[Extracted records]
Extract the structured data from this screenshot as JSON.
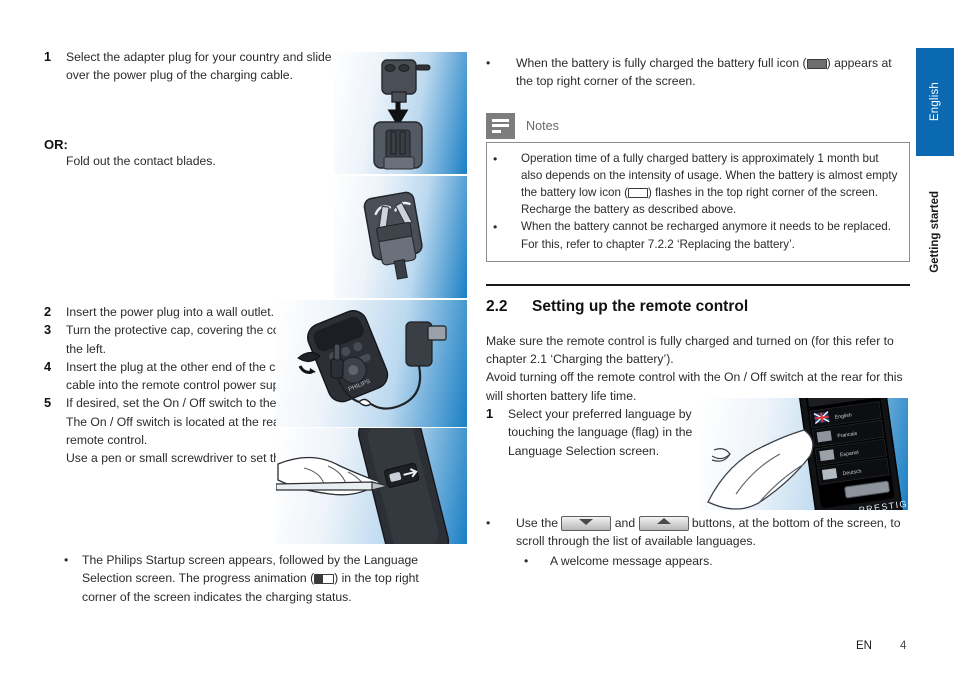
{
  "footer": {
    "lang_code": "EN",
    "page_number": "4"
  },
  "side_tab": {
    "language": "English",
    "section": "Getting started"
  },
  "left": {
    "step1": {
      "number": "1",
      "text": "Select the adapter plug for your country and slide it over the power plug of the charging cable."
    },
    "or_label": "OR:",
    "or_text": "Fold out the contact blades.",
    "step2": {
      "number": "2",
      "text": "Insert the power plug into a wall outlet."
    },
    "step3": {
      "number": "3",
      "text": "Turn the protective cap, covering the connectors, to the left."
    },
    "step4": {
      "number": "4",
      "text": "Insert the plug at the other end of the charging cable into the remote control power supply jack."
    },
    "step5": {
      "number": "5",
      "text": "If desired, set the On / Off switch to the right (On).",
      "text2": "The On / Off switch is located at the rear of the remote control.",
      "text3": "Use a pen or small screwdriver to set the switch."
    },
    "bullet_startup": {
      "dot": "•",
      "part1": "The Philips Startup screen appears, followed by the Language Selection screen. The progress animation (",
      "icon": "battery-progress-icon",
      "part2": ") in the top right corner of the screen indicates the charging status."
    }
  },
  "right": {
    "bullet_full": {
      "dot": "•",
      "part1": "When the battery is fully charged the battery full icon (",
      "icon": "battery-full-icon",
      "part2": ") appears at the top right corner of the screen."
    },
    "notes": {
      "icon": "notes-icon",
      "title": "Notes",
      "item1_part1": "Operation time of a fully charged battery is approximately 1 month but also depends on the intensity of usage. When the battery is almost empty the battery low icon (",
      "item1_icon": "battery-low-icon",
      "item1_part2": ") flashes in the top right corner of the screen. Recharge the battery as described above.",
      "item2": "When the battery cannot be recharged anymore it needs to be replaced. For this, refer to chapter 7.2.2 ‘Replacing the battery’.",
      "dot": "•"
    },
    "section": {
      "number": "2.2",
      "title": "Setting up the remote control"
    },
    "intro_line1": "Make sure the remote control is fully charged and turned on (for this refer to chapter 2.1 ‘Charging the battery’).",
    "intro_line2": "Avoid turning off the remote control with the On / Off switch at the rear for this will shorten battery life time.",
    "step1": {
      "number": "1",
      "text": "Select your preferred language by touching the language (flag) in the Language Selection screen."
    },
    "bullet_scroll": {
      "dot": "•",
      "part1": "Use the ",
      "icon_down": "scroll-down-button-icon",
      "part2": " and ",
      "icon_up": "scroll-up-button-icon",
      "part3": " buttons, at the bottom of the screen, to scroll through the list of available languages."
    },
    "bullet_welcome": {
      "dot": "•",
      "text": "A welcome message appears."
    }
  },
  "figures": {
    "fig1": "adapter-plug-slide-illustration",
    "fig2": "adapter-contact-blades-illustration",
    "fig3": "remote-charging-cable-illustration",
    "fig4": "onoff-switch-pen-illustration",
    "fig5": "language-selection-touch-illustration"
  },
  "colors": {
    "accent_blue": "#0a69b0",
    "notes_gray": "#7d7d7d",
    "rule_black": "#1a1a1a"
  }
}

### REQUIREMENT
Check each line of these records for the string "When" and state only how many lines have it.

### ANSWER BELOW
3